* _Problem requirements_:
Return the lines below that carry the word "partial".

Records from a data source:
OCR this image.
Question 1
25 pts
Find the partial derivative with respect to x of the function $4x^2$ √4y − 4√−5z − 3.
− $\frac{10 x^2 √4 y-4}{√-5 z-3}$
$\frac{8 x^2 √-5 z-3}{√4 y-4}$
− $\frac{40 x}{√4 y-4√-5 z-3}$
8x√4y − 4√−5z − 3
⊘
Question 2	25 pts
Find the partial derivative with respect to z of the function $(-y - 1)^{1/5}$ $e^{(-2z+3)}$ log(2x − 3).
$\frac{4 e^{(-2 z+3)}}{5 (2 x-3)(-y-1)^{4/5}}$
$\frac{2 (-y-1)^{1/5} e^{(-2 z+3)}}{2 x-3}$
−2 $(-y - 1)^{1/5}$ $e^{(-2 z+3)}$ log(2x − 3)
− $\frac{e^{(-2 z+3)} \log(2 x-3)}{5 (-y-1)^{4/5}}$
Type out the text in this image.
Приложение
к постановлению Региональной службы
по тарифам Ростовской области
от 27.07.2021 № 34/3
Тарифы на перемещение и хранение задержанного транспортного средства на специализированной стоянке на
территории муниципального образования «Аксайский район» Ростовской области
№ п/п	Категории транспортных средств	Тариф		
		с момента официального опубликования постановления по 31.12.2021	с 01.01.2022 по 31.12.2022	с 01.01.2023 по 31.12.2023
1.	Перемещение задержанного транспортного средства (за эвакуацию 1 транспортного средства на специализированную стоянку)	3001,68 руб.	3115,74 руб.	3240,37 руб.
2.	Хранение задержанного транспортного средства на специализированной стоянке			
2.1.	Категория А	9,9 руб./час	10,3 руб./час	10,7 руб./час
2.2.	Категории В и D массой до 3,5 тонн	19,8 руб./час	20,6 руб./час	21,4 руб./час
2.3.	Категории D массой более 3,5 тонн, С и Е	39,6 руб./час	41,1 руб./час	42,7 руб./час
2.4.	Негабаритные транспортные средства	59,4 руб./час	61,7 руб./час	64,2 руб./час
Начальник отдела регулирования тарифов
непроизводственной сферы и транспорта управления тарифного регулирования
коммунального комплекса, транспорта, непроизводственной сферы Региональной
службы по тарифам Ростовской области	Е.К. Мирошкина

* _Answer to the task_:
Find the partial derivative with respect to x of the function $4x^2$ √4y − 4√−5z − 3.
Find the partial derivative with respect to z of the function $(-y - 1)^{1/5}$ $e^{(-2z+3)}$ log(2x − 3).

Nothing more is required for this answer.